- _Exercise objective_
Write out, precisely and in full, each line of the material.

Records from a data source:

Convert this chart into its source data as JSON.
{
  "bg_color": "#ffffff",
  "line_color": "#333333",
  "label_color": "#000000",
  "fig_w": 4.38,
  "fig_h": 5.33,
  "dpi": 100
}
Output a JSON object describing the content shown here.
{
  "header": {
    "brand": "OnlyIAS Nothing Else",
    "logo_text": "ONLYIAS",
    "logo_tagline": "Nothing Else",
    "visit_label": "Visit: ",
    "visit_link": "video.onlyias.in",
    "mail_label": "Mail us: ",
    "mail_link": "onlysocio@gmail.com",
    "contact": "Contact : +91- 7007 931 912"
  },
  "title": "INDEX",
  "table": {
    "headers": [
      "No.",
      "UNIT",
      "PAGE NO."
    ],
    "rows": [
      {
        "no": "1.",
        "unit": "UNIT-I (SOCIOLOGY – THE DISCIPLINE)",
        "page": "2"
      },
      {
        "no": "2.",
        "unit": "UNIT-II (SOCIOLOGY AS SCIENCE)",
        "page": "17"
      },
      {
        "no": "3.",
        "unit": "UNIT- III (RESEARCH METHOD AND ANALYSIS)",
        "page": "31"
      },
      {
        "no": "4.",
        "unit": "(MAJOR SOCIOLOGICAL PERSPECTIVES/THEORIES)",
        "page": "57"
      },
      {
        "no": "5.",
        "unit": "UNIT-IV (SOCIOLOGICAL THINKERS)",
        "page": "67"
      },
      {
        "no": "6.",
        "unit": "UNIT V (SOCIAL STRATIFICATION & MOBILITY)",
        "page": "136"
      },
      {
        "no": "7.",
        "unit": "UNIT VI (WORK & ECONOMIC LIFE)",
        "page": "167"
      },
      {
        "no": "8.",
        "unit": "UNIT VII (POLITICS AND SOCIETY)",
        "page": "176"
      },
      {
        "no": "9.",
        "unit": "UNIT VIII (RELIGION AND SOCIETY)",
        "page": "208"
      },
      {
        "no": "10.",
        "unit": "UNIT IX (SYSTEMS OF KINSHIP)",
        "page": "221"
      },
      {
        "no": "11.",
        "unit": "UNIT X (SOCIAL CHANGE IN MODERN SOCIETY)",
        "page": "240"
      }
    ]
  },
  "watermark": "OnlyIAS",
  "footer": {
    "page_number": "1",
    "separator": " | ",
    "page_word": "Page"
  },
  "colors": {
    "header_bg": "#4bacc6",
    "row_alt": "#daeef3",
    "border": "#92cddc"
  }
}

- _Answer to the problem_
Convert this chart into its source data as JSON.
{
  "bg_color": "#ffffff",
  "line_color": "#333333",
  "label_color": "#000000",
  "fig_w": 4.38,
  "fig_h": 5.33,
  "dpi": 100
}
Output a JSON object describing the content shown here.
{
  "header": {
    "brand": "OnlyIAS Nothing Else",
    "logo_text": "ONLYIAS",
    "logo_tagline": "Nothing Else",
    "visit_label": "Visit: ",
    "visit_link": "video.onlyias.in",
    "mail_label": "Mail us: ",
    "mail_link": "onlysocio@gmail.com",
    "contact": "Contact : +91- 7007 931 912"
  },
  "title": "INDEX",
  "table": {
    "headers": [
      "No.",
      "UNIT",
      "PAGE NO."
    ],
    "rows": [
      {
        "no": "1.",
        "unit": "UNIT-I (SOCIOLOGY – THE DISCIPLINE)",
        "page": "2"
      },
      {
        "no": "2.",
        "unit": "UNIT-II (SOCIOLOGY AS SCIENCE)",
        "page": "17"
      },
      {
        "no": "3.",
        "unit": "UNIT- III (RESEARCH METHOD AND ANALYSIS)",
        "page": "31"
      },
      {
        "no": "4.",
        "unit": "(MAJOR SOCIOLOGICAL PERSPECTIVES/THEORIES)",
        "page": "57"
      },
      {
        "no": "5.",
        "unit": "UNIT-IV (SOCIOLOGICAL THINKERS)",
        "page": "67"
      },
      {
        "no": "6.",
        "unit": "UNIT V (SOCIAL STRATIFICATION & MOBILITY)",
        "page": "136"
      },
      {
        "no": "7.",
        "unit": "UNIT VI (WORK & ECONOMIC LIFE)",
        "page": "167"
      },
      {
        "no": "8.",
        "unit": "UNIT VII (POLITICS AND SOCIETY)",
        "page": "176"
      },
      {
        "no": "9.",
        "unit": "UNIT VIII (RELIGION AND SOCIETY)",
        "page": "208"
      },
      {
        "no": "10.",
        "unit": "UNIT IX (SYSTEMS OF KINSHIP)",
        "page": "221"
      },
      {
        "no": "11.",
        "unit": "UNIT X (SOCIAL CHANGE IN MODERN SOCIETY)",
        "page": "240"
      }
    ]
  },
  "watermark": "OnlyIAS",
  "footer": {
    "page_number": "1",
    "separator": " | ",
    "page_word": "Page"
  },
  "colors": {
    "header_bg": "#4bacc6",
    "row_alt": "#daeef3",
    "border": "#92cddc"
  }
}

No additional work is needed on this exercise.